From the data that follows, set down exactly the lines from the one with "Read all visible content and emit it as JSON." through the one with "Parse this screenshot: output", counting both. Pictures stay out.

········

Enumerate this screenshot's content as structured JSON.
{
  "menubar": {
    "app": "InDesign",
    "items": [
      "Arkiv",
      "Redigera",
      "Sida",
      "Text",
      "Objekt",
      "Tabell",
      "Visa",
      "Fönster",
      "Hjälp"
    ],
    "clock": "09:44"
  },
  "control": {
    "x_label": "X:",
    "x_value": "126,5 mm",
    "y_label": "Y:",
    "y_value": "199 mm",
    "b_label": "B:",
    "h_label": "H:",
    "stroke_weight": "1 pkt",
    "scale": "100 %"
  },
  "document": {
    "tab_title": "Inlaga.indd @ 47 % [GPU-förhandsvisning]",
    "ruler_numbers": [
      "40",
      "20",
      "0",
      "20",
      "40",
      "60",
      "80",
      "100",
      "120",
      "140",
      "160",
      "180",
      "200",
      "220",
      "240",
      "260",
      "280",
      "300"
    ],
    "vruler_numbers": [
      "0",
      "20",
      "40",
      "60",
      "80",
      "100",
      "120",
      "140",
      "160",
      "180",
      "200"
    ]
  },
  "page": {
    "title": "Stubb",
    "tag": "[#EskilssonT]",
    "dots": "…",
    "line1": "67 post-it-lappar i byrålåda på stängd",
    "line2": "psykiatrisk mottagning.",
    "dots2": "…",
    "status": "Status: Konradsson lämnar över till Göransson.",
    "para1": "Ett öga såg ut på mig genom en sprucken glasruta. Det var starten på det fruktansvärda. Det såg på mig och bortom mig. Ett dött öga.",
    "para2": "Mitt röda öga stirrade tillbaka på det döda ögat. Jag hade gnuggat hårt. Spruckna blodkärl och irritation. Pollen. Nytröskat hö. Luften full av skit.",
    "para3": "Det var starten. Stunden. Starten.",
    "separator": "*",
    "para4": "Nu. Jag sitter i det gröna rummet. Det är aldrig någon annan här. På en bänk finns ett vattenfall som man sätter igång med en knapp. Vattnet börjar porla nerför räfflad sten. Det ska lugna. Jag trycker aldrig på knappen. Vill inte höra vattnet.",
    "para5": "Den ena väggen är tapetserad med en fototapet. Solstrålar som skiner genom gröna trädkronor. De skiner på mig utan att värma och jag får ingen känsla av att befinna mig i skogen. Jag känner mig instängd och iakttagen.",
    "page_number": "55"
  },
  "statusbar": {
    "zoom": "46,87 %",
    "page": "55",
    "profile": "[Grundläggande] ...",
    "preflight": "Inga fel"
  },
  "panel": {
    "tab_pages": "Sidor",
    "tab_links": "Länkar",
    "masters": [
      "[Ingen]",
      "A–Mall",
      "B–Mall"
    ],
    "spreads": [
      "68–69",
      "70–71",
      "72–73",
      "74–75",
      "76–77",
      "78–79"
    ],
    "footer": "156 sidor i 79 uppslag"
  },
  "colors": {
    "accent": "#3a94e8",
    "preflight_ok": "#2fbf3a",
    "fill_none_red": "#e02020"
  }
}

········

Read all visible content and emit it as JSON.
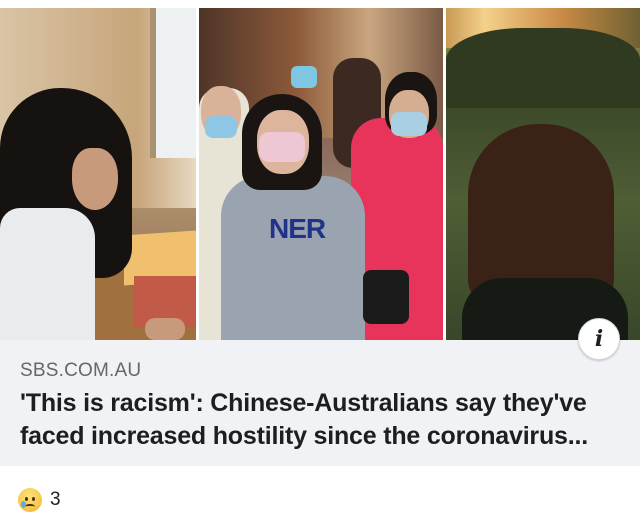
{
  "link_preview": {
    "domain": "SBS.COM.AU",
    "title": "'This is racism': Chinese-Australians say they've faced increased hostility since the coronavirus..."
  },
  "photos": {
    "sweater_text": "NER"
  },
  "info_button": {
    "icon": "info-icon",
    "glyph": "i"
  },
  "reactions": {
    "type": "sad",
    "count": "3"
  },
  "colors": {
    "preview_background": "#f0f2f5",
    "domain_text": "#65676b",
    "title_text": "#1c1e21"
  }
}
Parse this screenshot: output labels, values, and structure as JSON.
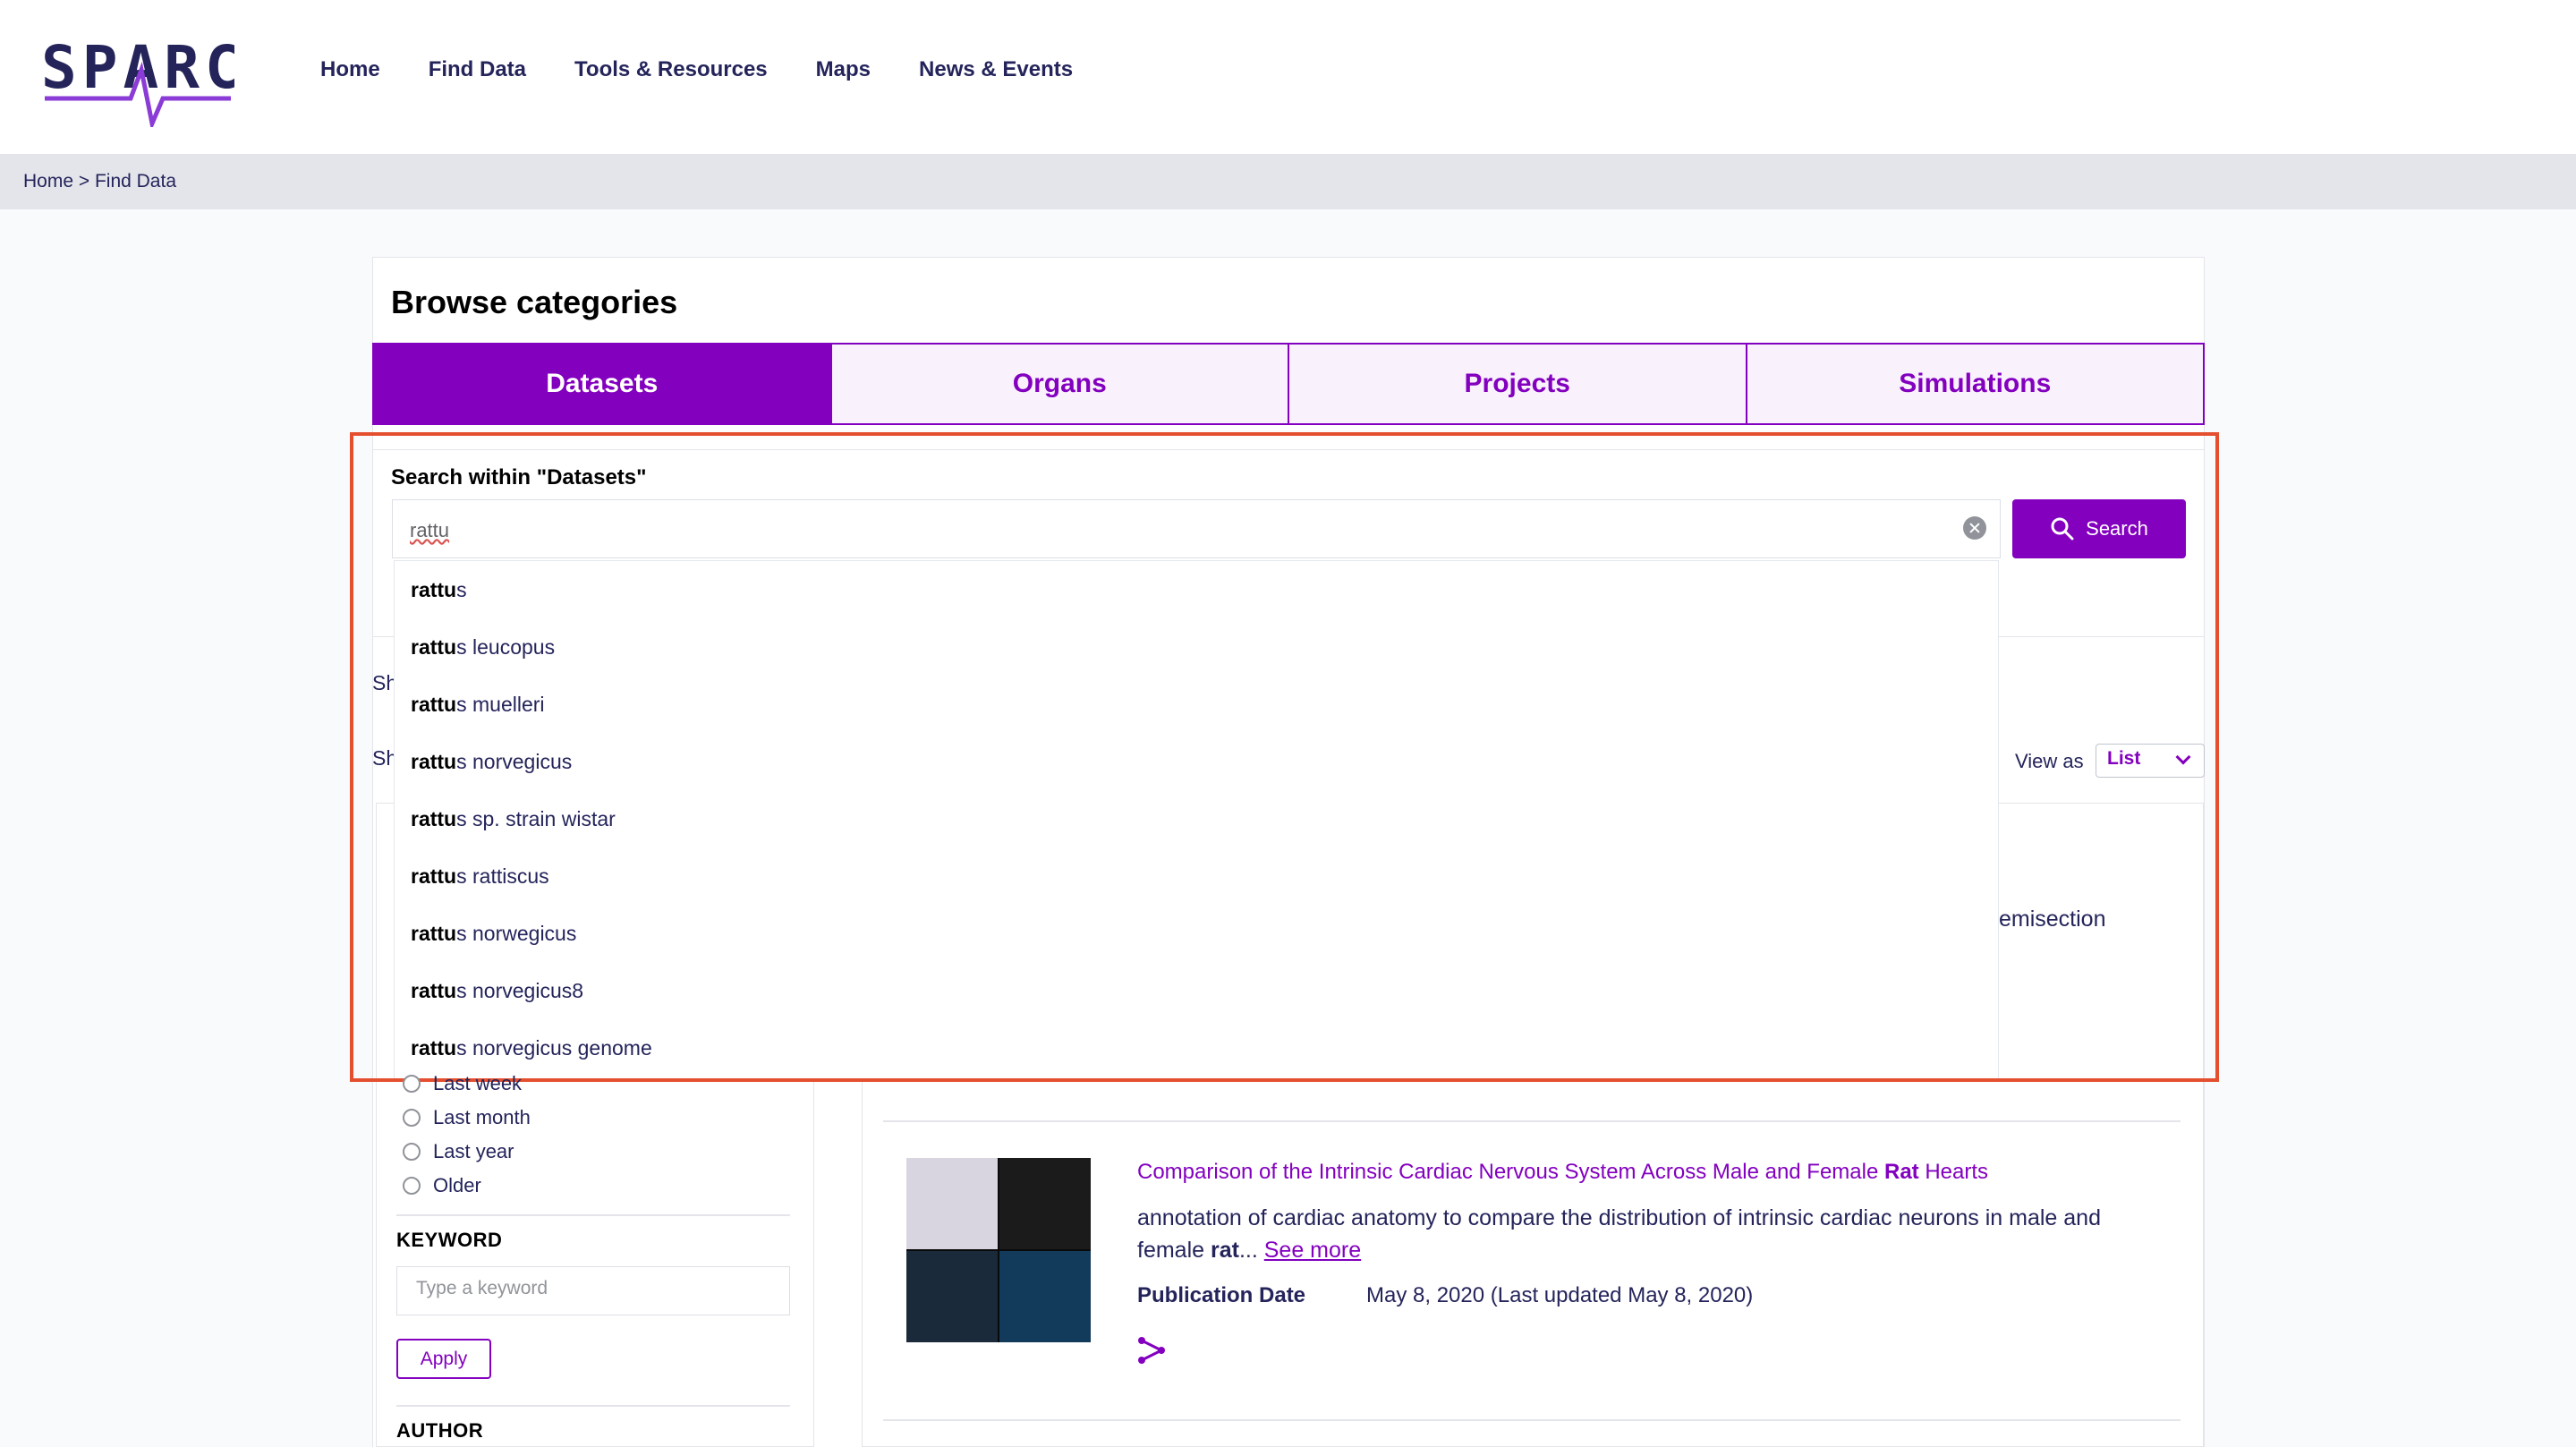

········

## Task response
Read all visible content and emit it as JSON.
{
  "link_preview": {
    "domain": "SBS.COM.AU",
    "title": "'This is racism': Chinese-Australians say they've faced increased hostility since the coronavirus..."
  },
  "photos": {
    "sweater_text": "NER"
  },
  "info_button": {
    "icon": "info-icon",
    "glyph": "i"
  },
  "reactions": {
    "type": "sad",
    "count": "3"
  },
  "colors": {
    "preview_background": "#f0f2f5",
    "domain_text": "#65676b",
    "title_text": "#1c1e21"
  }
}
Parse this screenshot: output labels, values, and structure as JSON.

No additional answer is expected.